----- Records for the exercise -----

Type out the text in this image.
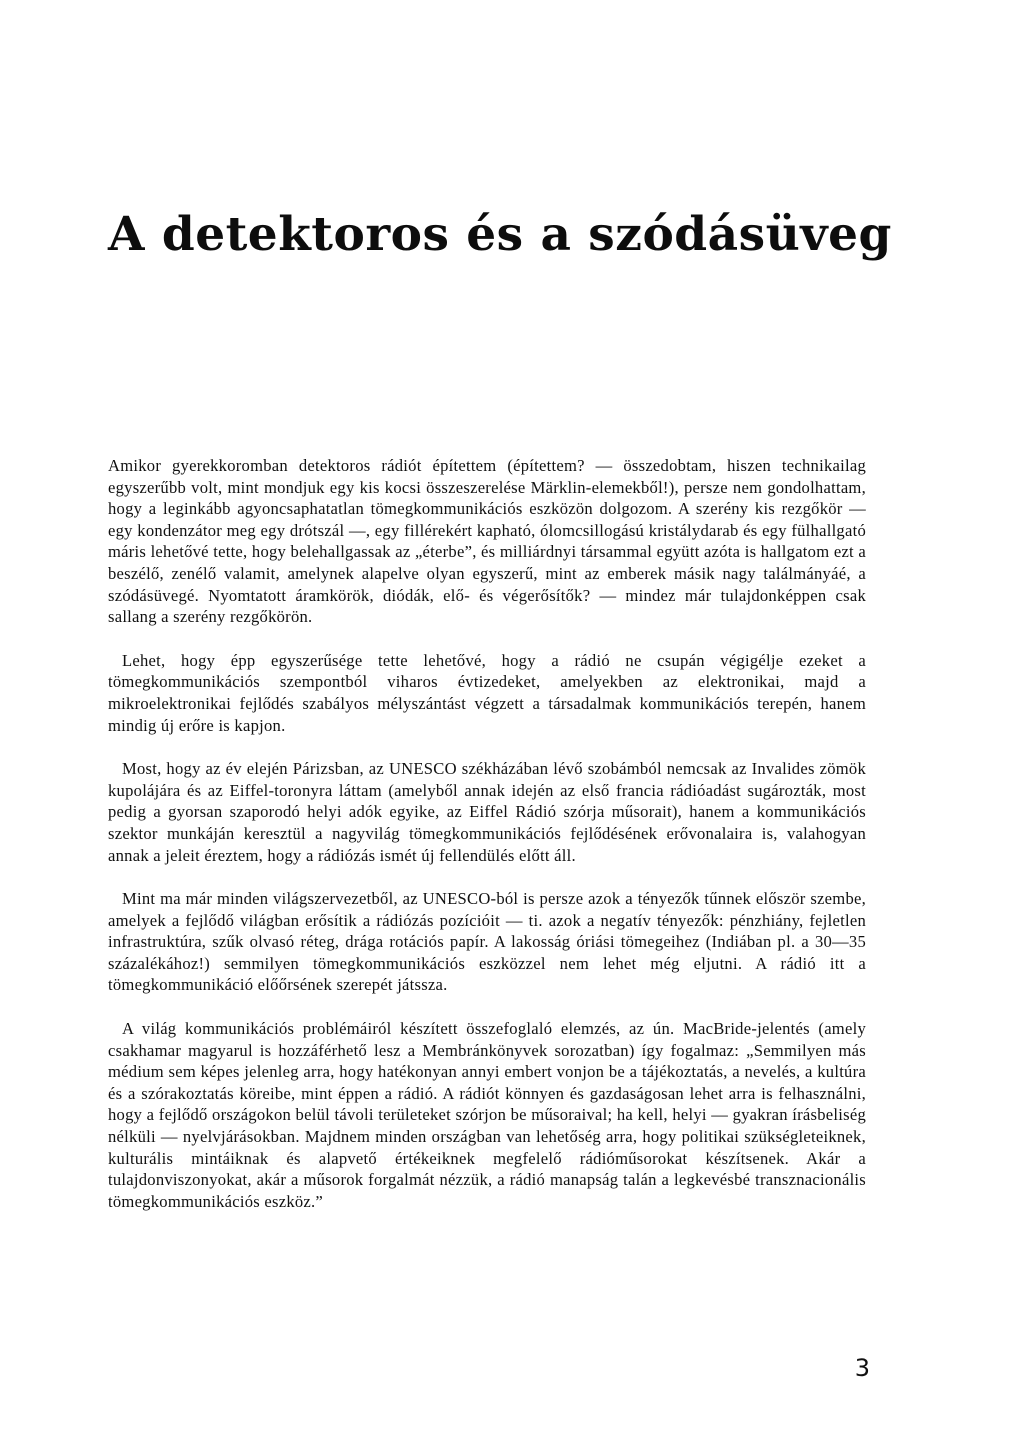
A detektoros és a szódásüveg

Amikor gyerekkoromban detektoros rádiót építettem (építettem? — összedobtam, hiszen technikailag egyszerűbb volt, mint mondjuk egy kis kocsi összeszerelése Märklin-elemekből!), persze nem gondolhattam, hogy a leginkább agyoncsaphatatlan tömegkommunikációs eszközön dolgozom. A szerény kis rezgőkör — egy kondenzátor meg egy drótszál —, egy fillérekért kapható, ólomcsillogású kristálydarab és egy fülhallgató máris lehetővé tette, hogy belehallgassak az „éterbe”, és milliárdnyi társammal együtt azóta is hallgatom ezt a beszélő, zenélő valamit, amelynek alapelve olyan egyszerű, mint az emberek másik nagy találmányáé, a szódásüvegé. Nyomtatott áramkörök, diódák, elő- és végerősítők? — mindez már tulajdonképpen csak sallang a szerény rezgőkörön.

Lehet, hogy épp egyszerűsége tette lehetővé, hogy a rádió ne csupán végigélje ezeket a tömegkommunikációs szempontból viharos évtizedeket, amelyekben az elektronikai, majd a mikroelektronikai fejlődés szabályos mélyszántást végzett a társadalmak kommunikációs terepén, hanem mindig új erőre is kapjon.

Most, hogy az év elején Párizsban, az UNESCO székházában lévő szobámból nemcsak az Invalides zömök kupolájára és az Eiffel-toronyra láttam (amelyből annak idején az első francia rádióadást sugározták, most pedig a gyorsan szaporodó helyi adók egyike, az Eiffel Rádió szórja műsorait), hanem a kommunikációs szektor munkáján keresztül a nagyvilág tömegkommunikációs fejlődésének erővonalaira is, valahogyan annak a jeleit éreztem, hogy a rádiózás ismét új fellendülés előtt áll.

Mint ma már minden világszervezetből, az UNESCO-ból is persze azok a tényezők tűnnek először szembe, amelyek a fejlődő világban erősítik a rádiózás pozícióit — ti. azok a negatív tényezők: pénzhiány, fejletlen infrastruktúra, szűk olvasó réteg, drága rotációs papír. A lakosság óriási tömegeihez (Indiában pl. a 30—35 százalékához!) semmilyen tömegkommunikációs eszközzel nem lehet még eljutni. A rádió itt a tömegkommunikáció előőrsének szerepét játssza.

A világ kommunikációs problémáiról készített összefoglaló elemzés, az ún. MacBride-jelentés (amely csakhamar magyarul is hozzáférhető lesz a Membránkönyvek sorozatban) így fogalmaz: „Semmilyen más médium sem képes jelenleg arra, hogy hatékonyan annyi embert vonjon be a tájékoztatás, a nevelés, a kultúra és a szórakoztatás köreibe, mint éppen a rádió. A rádiót könnyen és gazdaságosan lehet arra is felhasználni, hogy a fejlődő országokon belül távoli területeket szórjon be műsoraival; ha kell, helyi — gyakran írásbeliség nélküli — nyelvjárásokban. Majdnem minden országban van lehetőség arra, hogy politikai szükségleteiknek, kulturális mintáiknak és alapvető értékeiknek megfelelő rádióműsorokat készítsenek. Akár a tulajdonviszonyokat, akár a műsorok forgalmát nézzük, a rádió manapság talán a legkevésbé transznacionális tömegkommunikációs eszköz.”

3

-----

**What you need to do**
Make an exact copy of all entries above, dropping the images.

**Result for this exercise**
Type out the text in this image.
A detektoros és a szódásüveg

Amikor gyerekkoromban detektoros rádiót építettem (építettem? — összedobtam, hiszen technikailag egyszerűbb volt, mint mondjuk egy kis kocsi összeszerelése Märklin-elemekből!), persze nem gondolhattam, hogy a leginkább agyoncsaphatatlan tömegkommunikációs eszközön dolgozom. A szerény kis rezgőkör — egy kondenzátor meg egy drótszál —, egy fillérekért kapható, ólomcsillogású kristálydarab és egy fülhallgató máris lehetővé tette, hogy belehallgassak az „éterbe”, és milliárdnyi társammal együtt azóta is hallgatom ezt a beszélő, zenélő valamit, amelynek alapelve olyan egyszerű, mint az emberek másik nagy találmányáé, a szódásüvegé. Nyomtatott áramkörök, diódák, elő- és végerősítők? — mindez már tulajdonképpen csak sallang a szerény rezgőkörön.

Lehet, hogy épp egyszerűsége tette lehetővé, hogy a rádió ne csupán végigélje ezeket a tömegkommunikációs szempontból viharos évtizedeket, amelyekben az elektronikai, majd a mikroelektronikai fejlődés szabályos mélyszántást végzett a társadalmak kommunikációs terepén, hanem mindig új erőre is kapjon.

Most, hogy az év elején Párizsban, az UNESCO székházában lévő szobámból nemcsak az Invalides zömök kupolájára és az Eiffel-toronyra láttam (amelyből annak idején az első francia rádióadást sugározták, most pedig a gyorsan szaporodó helyi adók egyike, az Eiffel Rádió szórja műsorait), hanem a kommunikációs szektor munkáján keresztül a nagyvilág tömegkommunikációs fejlődésének erővonalaira is, valahogyan annak a jeleit éreztem, hogy a rádiózás ismét új fellendülés előtt áll.

Mint ma már minden világszervezetből, az UNESCO-ból is persze azok a tényezők tűnnek először szembe, amelyek a fejlődő világban erősítik a rádiózás pozícióit — ti. azok a negatív tényezők: pénzhiány, fejletlen infrastruktúra, szűk olvasó réteg, drága rotációs papír. A lakosság óriási tömegeihez (Indiában pl. a 30—35 százalékához!) semmilyen tömegkommunikációs eszközzel nem lehet még eljutni. A rádió itt a tömegkommunikáció előőrsének szerepét játssza.

A világ kommunikációs problémáiról készített összefoglaló elemzés, az ún. MacBride-jelentés (amely csakhamar magyarul is hozzáférhető lesz a Membránkönyvek sorozatban) így fogalmaz: „Semmilyen más médium sem képes jelenleg arra, hogy hatékonyan annyi embert vonjon be a tájékoztatás, a nevelés, a kultúra és a szórakoztatás köreibe, mint éppen a rádió. A rádiót könnyen és gazdaságosan lehet arra is felhasználni, hogy a fejlődő országokon belül távoli területeket szórjon be műsoraival; ha kell, helyi — gyakran írásbeliség nélküli — nyelvjárásokban. Majdnem minden országban van lehetőség arra, hogy politikai szükségleteiknek, kulturális mintáiknak és alapvető értékeiknek megfelelő rádióműsorokat készítsenek. Akár a tulajdonviszonyokat, akár a műsorok forgalmát nézzük, a rádió manapság talán a legkevésbé transznacionális tömegkommunikációs eszköz.”

3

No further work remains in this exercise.